**Stated exercise**
Your answer is a single number: the count of lines that contain the string "AUDUSD".

**Entries**

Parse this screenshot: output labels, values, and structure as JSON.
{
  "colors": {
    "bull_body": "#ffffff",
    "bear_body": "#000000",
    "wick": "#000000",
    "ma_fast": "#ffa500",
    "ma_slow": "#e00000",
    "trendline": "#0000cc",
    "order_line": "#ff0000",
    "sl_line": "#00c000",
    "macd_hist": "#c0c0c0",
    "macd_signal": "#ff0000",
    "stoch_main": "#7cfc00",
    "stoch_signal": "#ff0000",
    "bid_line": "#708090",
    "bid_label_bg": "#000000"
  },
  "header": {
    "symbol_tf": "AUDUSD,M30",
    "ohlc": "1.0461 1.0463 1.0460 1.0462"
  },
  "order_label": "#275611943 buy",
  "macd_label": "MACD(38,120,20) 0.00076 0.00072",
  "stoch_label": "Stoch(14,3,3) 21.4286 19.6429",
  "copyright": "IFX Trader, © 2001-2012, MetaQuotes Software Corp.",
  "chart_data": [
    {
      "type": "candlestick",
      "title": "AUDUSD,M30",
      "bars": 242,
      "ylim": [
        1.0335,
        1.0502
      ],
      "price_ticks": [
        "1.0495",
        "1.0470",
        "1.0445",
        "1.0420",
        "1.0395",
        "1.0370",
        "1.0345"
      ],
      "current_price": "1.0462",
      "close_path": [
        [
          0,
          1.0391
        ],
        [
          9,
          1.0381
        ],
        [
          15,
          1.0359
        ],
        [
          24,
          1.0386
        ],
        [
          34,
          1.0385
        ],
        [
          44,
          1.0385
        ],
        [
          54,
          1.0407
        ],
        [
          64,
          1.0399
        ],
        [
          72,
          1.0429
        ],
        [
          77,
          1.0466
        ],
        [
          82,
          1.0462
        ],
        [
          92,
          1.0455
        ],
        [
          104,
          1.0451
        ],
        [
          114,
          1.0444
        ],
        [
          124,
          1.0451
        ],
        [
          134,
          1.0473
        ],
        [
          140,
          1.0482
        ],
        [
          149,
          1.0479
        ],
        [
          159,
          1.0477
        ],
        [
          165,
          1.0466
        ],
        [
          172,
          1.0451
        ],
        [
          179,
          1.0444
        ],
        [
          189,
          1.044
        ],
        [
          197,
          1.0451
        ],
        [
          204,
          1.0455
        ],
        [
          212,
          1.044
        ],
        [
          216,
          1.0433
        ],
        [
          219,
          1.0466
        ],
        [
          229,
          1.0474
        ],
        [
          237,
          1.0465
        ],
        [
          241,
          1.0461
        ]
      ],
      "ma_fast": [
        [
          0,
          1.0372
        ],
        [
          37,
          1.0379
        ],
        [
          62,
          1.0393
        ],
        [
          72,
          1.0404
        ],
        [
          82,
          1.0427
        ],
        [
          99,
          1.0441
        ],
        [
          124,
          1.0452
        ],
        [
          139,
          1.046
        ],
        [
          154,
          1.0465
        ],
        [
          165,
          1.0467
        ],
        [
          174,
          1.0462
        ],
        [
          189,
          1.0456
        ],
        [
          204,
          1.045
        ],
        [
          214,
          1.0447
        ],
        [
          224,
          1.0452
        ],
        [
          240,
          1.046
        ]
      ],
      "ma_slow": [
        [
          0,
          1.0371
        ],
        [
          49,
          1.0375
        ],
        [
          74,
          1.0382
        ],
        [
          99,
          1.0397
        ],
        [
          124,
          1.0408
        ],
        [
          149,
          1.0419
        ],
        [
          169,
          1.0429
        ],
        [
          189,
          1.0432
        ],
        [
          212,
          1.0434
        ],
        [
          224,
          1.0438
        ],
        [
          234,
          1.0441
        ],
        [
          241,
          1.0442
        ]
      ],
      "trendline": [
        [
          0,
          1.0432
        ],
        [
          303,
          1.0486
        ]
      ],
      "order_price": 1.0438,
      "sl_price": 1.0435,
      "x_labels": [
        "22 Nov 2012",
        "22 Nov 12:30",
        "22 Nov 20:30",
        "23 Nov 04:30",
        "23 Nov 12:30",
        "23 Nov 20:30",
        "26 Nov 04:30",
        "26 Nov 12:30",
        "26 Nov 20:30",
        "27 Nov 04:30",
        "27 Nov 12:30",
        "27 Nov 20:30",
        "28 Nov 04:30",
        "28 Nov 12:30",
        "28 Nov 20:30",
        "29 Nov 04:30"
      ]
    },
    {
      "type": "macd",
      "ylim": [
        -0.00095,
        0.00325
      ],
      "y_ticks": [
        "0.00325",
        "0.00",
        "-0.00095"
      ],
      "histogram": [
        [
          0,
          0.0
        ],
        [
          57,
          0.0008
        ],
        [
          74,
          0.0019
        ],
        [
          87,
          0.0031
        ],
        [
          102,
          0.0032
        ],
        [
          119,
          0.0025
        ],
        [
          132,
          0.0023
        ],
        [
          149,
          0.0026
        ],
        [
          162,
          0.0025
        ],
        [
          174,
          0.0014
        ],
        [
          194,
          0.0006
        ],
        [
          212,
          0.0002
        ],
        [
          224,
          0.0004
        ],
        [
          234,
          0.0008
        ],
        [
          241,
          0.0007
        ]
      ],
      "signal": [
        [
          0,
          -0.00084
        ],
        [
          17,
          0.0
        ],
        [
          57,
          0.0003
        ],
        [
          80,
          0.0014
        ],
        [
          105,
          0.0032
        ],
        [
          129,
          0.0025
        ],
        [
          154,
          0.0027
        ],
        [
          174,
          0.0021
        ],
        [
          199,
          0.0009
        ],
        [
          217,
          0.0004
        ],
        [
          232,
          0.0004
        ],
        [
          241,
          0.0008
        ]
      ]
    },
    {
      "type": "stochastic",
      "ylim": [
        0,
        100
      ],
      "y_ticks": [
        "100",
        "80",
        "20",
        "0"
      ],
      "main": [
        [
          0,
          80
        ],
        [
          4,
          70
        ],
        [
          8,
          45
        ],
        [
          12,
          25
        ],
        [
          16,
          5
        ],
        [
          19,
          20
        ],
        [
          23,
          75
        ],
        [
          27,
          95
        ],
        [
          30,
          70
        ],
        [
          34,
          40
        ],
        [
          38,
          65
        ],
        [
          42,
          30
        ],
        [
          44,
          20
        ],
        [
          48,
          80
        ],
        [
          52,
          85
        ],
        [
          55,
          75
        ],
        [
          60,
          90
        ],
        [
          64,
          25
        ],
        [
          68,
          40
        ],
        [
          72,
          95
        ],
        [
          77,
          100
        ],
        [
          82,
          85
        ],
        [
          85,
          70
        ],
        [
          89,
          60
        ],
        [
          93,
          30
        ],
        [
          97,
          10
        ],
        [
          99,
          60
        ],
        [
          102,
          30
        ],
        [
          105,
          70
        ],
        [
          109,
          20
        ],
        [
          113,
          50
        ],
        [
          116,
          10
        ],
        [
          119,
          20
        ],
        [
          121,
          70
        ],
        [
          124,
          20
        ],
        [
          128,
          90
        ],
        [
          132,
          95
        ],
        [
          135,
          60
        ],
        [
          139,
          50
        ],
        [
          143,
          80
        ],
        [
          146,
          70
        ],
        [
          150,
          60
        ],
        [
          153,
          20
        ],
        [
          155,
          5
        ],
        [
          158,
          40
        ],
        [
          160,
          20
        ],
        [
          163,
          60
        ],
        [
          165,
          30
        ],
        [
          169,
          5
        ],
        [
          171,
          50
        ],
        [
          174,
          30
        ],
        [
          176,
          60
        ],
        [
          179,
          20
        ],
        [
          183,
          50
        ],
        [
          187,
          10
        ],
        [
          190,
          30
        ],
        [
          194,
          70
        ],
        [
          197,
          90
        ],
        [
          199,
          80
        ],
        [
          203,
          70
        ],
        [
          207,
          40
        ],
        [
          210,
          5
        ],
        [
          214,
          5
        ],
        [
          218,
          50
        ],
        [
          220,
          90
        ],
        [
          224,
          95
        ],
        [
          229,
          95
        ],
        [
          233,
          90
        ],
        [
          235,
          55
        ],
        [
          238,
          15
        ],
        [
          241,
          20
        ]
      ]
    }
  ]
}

**The output**
2